EXTRACTED TEXT →

To that campaign the activist women of Kansas City brought a unique record of achievement. Decades of visible civic accomplishment – in pressing for the availability of pure milk to poor families, and for public playgrounds that would keep children from playing on dangerous city streets – gave them a moral high ground not occupied by others.

“They not only had the moral high ground, but political skills they had developed in organizing,” said Barnes, who today serves as senior director for university engagement at Park University.

“They had a postcard writing committee. They had representatives going through neighborhoods getting voters registered. On Election Day they took hundreds of people to the polls.

“Some of the men who had been involved for decades in Kansas City elections were amazed at the organizational prowess these women brought to that election.”

One such woman was Eloise Comer, in 1940 chairwoman of the women’s division of the Charter Party, a reform organization.

EXTRACTED DATA →
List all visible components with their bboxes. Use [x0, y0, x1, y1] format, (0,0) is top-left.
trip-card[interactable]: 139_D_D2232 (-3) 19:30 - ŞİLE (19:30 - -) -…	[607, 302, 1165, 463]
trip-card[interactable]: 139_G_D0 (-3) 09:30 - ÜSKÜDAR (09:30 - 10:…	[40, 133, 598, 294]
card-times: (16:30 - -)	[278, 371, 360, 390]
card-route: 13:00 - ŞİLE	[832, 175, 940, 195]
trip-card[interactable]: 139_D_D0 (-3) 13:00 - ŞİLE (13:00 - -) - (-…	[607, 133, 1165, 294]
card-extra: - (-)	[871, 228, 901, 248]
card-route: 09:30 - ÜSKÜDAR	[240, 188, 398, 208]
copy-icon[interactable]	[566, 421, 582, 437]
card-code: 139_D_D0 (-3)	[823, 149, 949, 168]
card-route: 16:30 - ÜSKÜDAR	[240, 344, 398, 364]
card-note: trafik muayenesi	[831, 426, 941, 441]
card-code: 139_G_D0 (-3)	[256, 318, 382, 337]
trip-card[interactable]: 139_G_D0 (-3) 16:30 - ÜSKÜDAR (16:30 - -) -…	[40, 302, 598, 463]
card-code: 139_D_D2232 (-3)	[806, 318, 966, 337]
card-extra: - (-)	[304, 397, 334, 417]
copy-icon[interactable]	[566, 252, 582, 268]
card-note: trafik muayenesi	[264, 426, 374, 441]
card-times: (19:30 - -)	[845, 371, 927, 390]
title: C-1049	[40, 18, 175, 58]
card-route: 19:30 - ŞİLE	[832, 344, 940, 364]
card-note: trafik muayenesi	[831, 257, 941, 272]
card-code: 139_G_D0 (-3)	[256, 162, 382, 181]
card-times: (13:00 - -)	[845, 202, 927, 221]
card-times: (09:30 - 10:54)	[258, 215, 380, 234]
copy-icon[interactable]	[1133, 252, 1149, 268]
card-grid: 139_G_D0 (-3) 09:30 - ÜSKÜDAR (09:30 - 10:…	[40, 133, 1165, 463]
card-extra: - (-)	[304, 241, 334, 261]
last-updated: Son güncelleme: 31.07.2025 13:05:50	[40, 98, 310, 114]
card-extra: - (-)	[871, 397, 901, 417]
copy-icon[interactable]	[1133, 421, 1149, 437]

WHAT IS REQUIRED →
Repeat everything in the passage on Kansas City's activist women from "To that campaign" down to "at Park University.", word for word.

RESPONSE TO THE TASK →
To that campaign the activist women of Kansas City brought a unique record of achievement. Decades of visible civic accomplishment – in pressing for the availability of pure milk to poor families, and for public playgrounds that would keep children from playing on dangerous city streets – gave them a moral high ground not occupied by others.

“They not only had the moral high ground, but political skills they had developed in organizing,” said Barnes, who today serves as senior director for university engagement at Park University.